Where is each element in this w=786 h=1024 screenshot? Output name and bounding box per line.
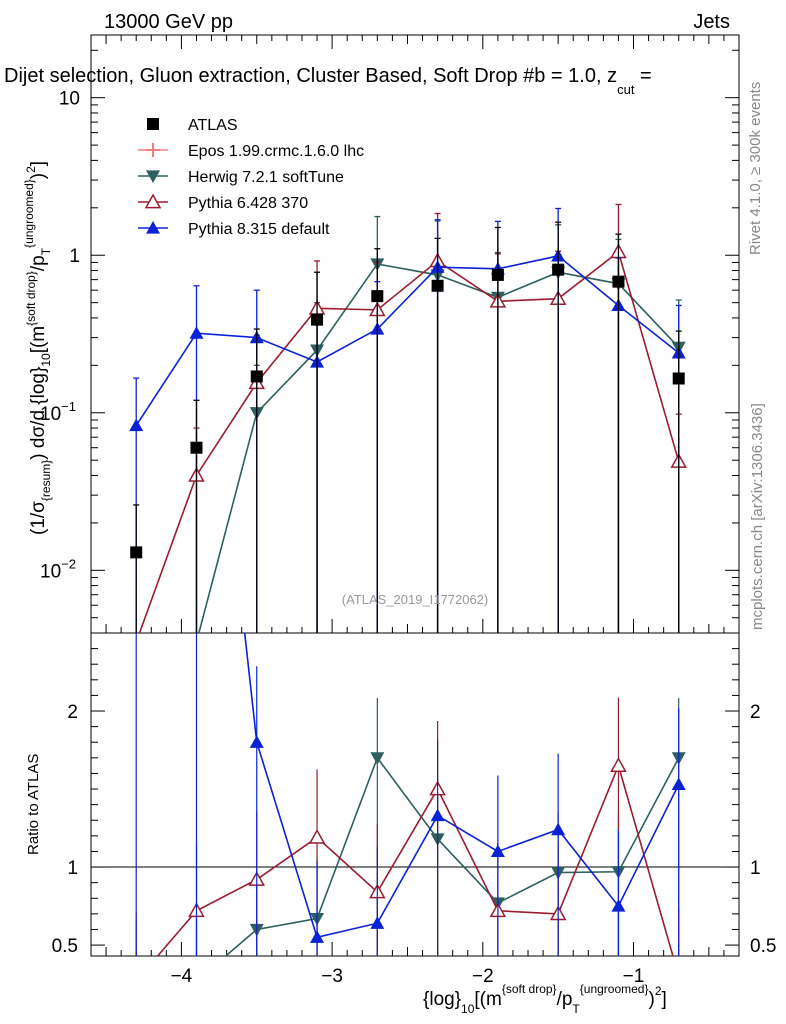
...
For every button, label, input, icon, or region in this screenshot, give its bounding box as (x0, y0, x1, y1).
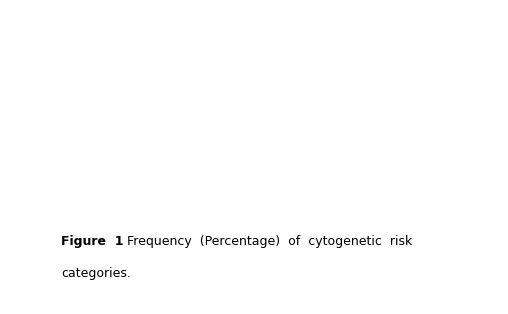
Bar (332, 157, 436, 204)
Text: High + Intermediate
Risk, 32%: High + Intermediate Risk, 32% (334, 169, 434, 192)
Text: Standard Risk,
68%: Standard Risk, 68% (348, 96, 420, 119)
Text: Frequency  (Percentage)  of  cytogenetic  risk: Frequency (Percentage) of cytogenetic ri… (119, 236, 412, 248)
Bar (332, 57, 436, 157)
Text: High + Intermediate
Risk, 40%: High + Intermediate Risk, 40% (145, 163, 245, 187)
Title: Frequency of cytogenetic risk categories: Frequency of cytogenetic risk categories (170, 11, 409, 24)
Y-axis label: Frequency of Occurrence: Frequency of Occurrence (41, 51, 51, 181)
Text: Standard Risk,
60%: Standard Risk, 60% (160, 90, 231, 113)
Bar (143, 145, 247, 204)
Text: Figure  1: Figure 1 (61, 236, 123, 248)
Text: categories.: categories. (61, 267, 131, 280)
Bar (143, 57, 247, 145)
==
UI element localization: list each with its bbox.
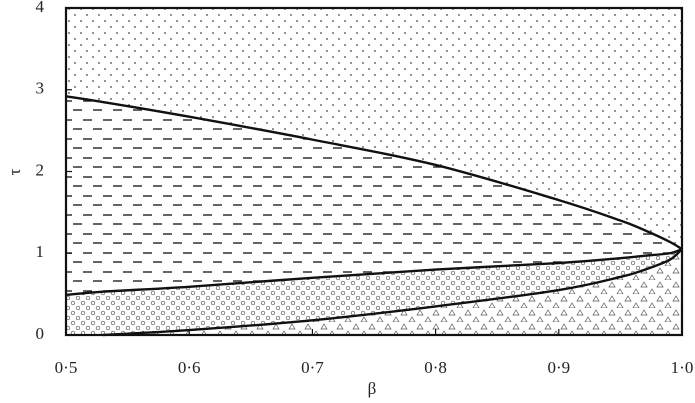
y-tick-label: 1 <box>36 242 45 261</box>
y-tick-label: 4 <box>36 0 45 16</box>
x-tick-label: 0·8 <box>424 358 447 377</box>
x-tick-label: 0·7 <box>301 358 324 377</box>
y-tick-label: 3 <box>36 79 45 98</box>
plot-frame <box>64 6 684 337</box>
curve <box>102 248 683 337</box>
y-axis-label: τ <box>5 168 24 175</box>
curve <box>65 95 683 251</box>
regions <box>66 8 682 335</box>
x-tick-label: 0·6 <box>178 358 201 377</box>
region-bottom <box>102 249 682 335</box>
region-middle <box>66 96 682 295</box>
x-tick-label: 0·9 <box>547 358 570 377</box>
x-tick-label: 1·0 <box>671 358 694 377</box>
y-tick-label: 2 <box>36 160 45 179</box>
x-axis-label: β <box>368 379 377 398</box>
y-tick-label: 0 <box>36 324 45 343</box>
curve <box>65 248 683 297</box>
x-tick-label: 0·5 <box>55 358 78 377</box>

What the exercise asks:
Can you update the data from the line with "UI element localization: list" up to and including the line with "plot-frame <box>64 6 684 337</box>" by changing "y-tick-label" to "y-axis tick label" everywhere it appears, leaving all else the same? Reply with only those lines and omit the pictures.

Solution for this problem:
UI element localization: list each with its bbox.
y-axis tick label: 1 <box>36 242 45 261</box>
y-axis tick label: 4 <box>36 0 45 16</box>
x-tick-label: 0·8 <box>424 358 447 377</box>
x-tick-label: 0·7 <box>301 358 324 377</box>
y-axis tick label: 3 <box>36 79 45 98</box>
plot-frame <box>64 6 684 337</box>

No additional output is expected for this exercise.